= What is expected =
Your task is to output all the records below, word for word.

+++ Data supplied +++

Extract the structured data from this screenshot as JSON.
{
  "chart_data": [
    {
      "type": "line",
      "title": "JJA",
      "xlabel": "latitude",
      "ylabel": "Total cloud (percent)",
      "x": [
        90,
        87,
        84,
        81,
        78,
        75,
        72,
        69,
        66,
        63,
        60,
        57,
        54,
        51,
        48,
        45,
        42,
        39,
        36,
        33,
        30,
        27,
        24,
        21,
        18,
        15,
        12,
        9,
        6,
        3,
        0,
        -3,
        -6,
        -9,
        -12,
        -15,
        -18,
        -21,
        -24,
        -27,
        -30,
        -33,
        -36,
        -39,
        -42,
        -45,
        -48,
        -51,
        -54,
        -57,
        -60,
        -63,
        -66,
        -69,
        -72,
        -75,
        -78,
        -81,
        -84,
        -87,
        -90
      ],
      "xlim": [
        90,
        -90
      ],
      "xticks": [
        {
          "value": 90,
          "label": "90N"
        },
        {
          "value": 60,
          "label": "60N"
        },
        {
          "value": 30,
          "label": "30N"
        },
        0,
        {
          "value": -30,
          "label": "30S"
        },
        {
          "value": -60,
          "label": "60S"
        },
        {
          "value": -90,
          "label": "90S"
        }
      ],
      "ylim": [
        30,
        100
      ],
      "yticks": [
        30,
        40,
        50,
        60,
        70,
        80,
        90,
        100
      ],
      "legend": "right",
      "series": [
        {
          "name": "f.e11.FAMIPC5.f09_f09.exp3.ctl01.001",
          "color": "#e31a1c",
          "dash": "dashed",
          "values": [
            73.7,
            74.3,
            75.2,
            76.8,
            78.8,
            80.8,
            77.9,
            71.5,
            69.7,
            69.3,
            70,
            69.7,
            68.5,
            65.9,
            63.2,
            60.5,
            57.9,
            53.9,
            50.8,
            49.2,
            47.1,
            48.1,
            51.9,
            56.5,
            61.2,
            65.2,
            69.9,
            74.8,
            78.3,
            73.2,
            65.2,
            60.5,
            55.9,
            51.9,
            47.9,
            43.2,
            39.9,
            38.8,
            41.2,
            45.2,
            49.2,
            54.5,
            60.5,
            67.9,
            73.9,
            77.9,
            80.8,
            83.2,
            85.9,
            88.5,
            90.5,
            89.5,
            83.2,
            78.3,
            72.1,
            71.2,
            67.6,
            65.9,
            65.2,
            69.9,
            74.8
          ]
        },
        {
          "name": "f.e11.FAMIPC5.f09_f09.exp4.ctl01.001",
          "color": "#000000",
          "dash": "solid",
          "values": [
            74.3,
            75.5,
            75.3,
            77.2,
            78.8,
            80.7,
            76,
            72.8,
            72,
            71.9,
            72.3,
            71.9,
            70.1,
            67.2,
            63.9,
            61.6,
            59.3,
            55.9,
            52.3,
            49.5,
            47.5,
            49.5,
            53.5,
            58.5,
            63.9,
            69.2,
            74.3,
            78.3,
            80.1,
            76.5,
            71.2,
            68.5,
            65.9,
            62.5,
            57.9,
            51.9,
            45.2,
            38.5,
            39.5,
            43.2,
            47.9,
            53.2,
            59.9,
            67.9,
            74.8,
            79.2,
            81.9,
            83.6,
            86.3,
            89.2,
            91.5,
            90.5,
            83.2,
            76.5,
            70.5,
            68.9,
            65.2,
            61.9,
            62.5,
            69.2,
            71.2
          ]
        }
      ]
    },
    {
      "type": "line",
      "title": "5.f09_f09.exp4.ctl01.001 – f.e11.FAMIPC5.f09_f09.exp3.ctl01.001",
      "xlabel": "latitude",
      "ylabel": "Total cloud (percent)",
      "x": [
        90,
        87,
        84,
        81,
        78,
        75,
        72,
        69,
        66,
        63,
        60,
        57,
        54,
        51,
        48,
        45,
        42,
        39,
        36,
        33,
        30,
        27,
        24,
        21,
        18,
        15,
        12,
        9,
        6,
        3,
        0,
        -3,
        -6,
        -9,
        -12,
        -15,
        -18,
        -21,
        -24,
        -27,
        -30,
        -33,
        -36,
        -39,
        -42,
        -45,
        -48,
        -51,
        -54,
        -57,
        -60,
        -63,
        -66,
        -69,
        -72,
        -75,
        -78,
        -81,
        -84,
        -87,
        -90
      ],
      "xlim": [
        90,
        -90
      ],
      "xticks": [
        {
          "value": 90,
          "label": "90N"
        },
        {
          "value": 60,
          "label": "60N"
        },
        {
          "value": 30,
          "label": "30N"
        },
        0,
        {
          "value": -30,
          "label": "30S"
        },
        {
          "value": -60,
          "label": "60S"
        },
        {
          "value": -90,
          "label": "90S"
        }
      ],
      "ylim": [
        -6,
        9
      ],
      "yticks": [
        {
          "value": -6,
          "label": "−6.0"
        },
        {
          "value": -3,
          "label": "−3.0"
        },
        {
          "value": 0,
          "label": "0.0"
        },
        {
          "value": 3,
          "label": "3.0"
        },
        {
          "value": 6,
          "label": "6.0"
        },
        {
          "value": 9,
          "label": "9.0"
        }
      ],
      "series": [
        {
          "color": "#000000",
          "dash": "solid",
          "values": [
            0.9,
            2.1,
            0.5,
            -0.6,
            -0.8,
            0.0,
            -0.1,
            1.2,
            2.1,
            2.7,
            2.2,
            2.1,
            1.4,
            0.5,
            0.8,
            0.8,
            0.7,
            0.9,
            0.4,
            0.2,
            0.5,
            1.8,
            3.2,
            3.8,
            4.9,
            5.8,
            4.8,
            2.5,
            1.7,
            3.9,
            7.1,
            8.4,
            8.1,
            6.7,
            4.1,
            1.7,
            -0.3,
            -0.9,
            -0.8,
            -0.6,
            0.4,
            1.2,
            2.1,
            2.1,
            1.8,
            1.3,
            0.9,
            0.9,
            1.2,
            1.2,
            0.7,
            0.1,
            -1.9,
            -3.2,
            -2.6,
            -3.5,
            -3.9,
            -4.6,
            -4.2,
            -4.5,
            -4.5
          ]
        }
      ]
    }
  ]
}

+++

= Response below =
Extract the structured data from this screenshot as JSON.
{
  "chart_data": [
    {
      "type": "line",
      "title": "JJA",
      "xlabel": "latitude",
      "ylabel": "Total cloud (percent)",
      "x": [
        90,
        87,
        84,
        81,
        78,
        75,
        72,
        69,
        66,
        63,
        60,
        57,
        54,
        51,
        48,
        45,
        42,
        39,
        36,
        33,
        30,
        27,
        24,
        21,
        18,
        15,
        12,
        9,
        6,
        3,
        0,
        -3,
        -6,
        -9,
        -12,
        -15,
        -18,
        -21,
        -24,
        -27,
        -30,
        -33,
        -36,
        -39,
        -42,
        -45,
        -48,
        -51,
        -54,
        -57,
        -60,
        -63,
        -66,
        -69,
        -72,
        -75,
        -78,
        -81,
        -84,
        -87,
        -90
      ],
      "xlim": [
        90,
        -90
      ],
      "xticks": [
        {
          "value": 90,
          "label": "90N"
        },
        {
          "value": 60,
          "label": "60N"
        },
        {
          "value": 30,
          "label": "30N"
        },
        0,
        {
          "value": -30,
          "label": "30S"
        },
        {
          "value": -60,
          "label": "60S"
        },
        {
          "value": -90,
          "label": "90S"
        }
      ],
      "ylim": [
        30,
        100
      ],
      "yticks": [
        30,
        40,
        50,
        60,
        70,
        80,
        90,
        100
      ],
      "legend": "right",
      "series": [
        {
          "name": "f.e11.FAMIPC5.f09_f09.exp3.ctl01.001",
          "color": "#e31a1c",
          "dash": "dashed",
          "values": [
            73.7,
            74.3,
            75.2,
            76.8,
            78.8,
            80.8,
            77.9,
            71.5,
            69.7,
            69.3,
            70,
            69.7,
            68.5,
            65.9,
            63.2,
            60.5,
            57.9,
            53.9,
            50.8,
            49.2,
            47.1,
            48.1,
            51.9,
            56.5,
            61.2,
            65.2,
            69.9,
            74.8,
            78.3,
            73.2,
            65.2,
            60.5,
            55.9,
            51.9,
            47.9,
            43.2,
            39.9,
            38.8,
            41.2,
            45.2,
            49.2,
            54.5,
            60.5,
            67.9,
            73.9,
            77.9,
            80.8,
            83.2,
            85.9,
            88.5,
            90.5,
            89.5,
            83.2,
            78.3,
            72.1,
            71.2,
            67.6,
            65.9,
            65.2,
            69.9,
            74.8
          ]
        },
        {
          "name": "f.e11.FAMIPC5.f09_f09.exp4.ctl01.001",
          "color": "#000000",
          "dash": "solid",
          "values": [
            74.3,
            75.5,
            75.3,
            77.2,
            78.8,
            80.7,
            76,
            72.8,
            72,
            71.9,
            72.3,
            71.9,
            70.1,
            67.2,
            63.9,
            61.6,
            59.3,
            55.9,
            52.3,
            49.5,
            47.5,
            49.5,
            53.5,
            58.5,
            63.9,
            69.2,
            74.3,
            78.3,
            80.1,
            76.5,
            71.2,
            68.5,
            65.9,
            62.5,
            57.9,
            51.9,
            45.2,
            38.5,
            39.5,
            43.2,
            47.9,
            53.2,
            59.9,
            67.9,
            74.8,
            79.2,
            81.9,
            83.6,
            86.3,
            89.2,
            91.5,
            90.5,
            83.2,
            76.5,
            70.5,
            68.9,
            65.2,
            61.9,
            62.5,
            69.2,
            71.2
          ]
        }
      ]
    },
    {
      "type": "line",
      "title": "5.f09_f09.exp4.ctl01.001 – f.e11.FAMIPC5.f09_f09.exp3.ctl01.001",
      "xlabel": "latitude",
      "ylabel": "Total cloud (percent)",
      "x": [
        90,
        87,
        84,
        81,
        78,
        75,
        72,
        69,
        66,
        63,
        60,
        57,
        54,
        51,
        48,
        45,
        42,
        39,
        36,
        33,
        30,
        27,
        24,
        21,
        18,
        15,
        12,
        9,
        6,
        3,
        0,
        -3,
        -6,
        -9,
        -12,
        -15,
        -18,
        -21,
        -24,
        -27,
        -30,
        -33,
        -36,
        -39,
        -42,
        -45,
        -48,
        -51,
        -54,
        -57,
        -60,
        -63,
        -66,
        -69,
        -72,
        -75,
        -78,
        -81,
        -84,
        -87,
        -90
      ],
      "xlim": [
        90,
        -90
      ],
      "xticks": [
        {
          "value": 90,
          "label": "90N"
        },
        {
          "value": 60,
          "label": "60N"
        },
        {
          "value": 30,
          "label": "30N"
        },
        0,
        {
          "value": -30,
          "label": "30S"
        },
        {
          "value": -60,
          "label": "60S"
        },
        {
          "value": -90,
          "label": "90S"
        }
      ],
      "ylim": [
        -6,
        9
      ],
      "yticks": [
        {
          "value": -6,
          "label": "−6.0"
        },
        {
          "value": -3,
          "label": "−3.0"
        },
        {
          "value": 0,
          "label": "0.0"
        },
        {
          "value": 3,
          "label": "3.0"
        },
        {
          "value": 6,
          "label": "6.0"
        },
        {
          "value": 9,
          "label": "9.0"
        }
      ],
      "series": [
        {
          "color": "#000000",
          "dash": "solid",
          "values": [
            0.9,
            2.1,
            0.5,
            -0.6,
            -0.8,
            0.0,
            -0.1,
            1.2,
            2.1,
            2.7,
            2.2,
            2.1,
            1.4,
            0.5,
            0.8,
            0.8,
            0.7,
            0.9,
            0.4,
            0.2,
            0.5,
            1.8,
            3.2,
            3.8,
            4.9,
            5.8,
            4.8,
            2.5,
            1.7,
            3.9,
            7.1,
            8.4,
            8.1,
            6.7,
            4.1,
            1.7,
            -0.3,
            -0.9,
            -0.8,
            -0.6,
            0.4,
            1.2,
            2.1,
            2.1,
            1.8,
            1.3,
            0.9,
            0.9,
            1.2,
            1.2,
            0.7,
            0.1,
            -1.9,
            -3.2,
            -2.6,
            -3.5,
            -3.9,
            -4.6,
            -4.2,
            -4.5,
            -4.5
          ]
        }
      ]
    }
  ]
}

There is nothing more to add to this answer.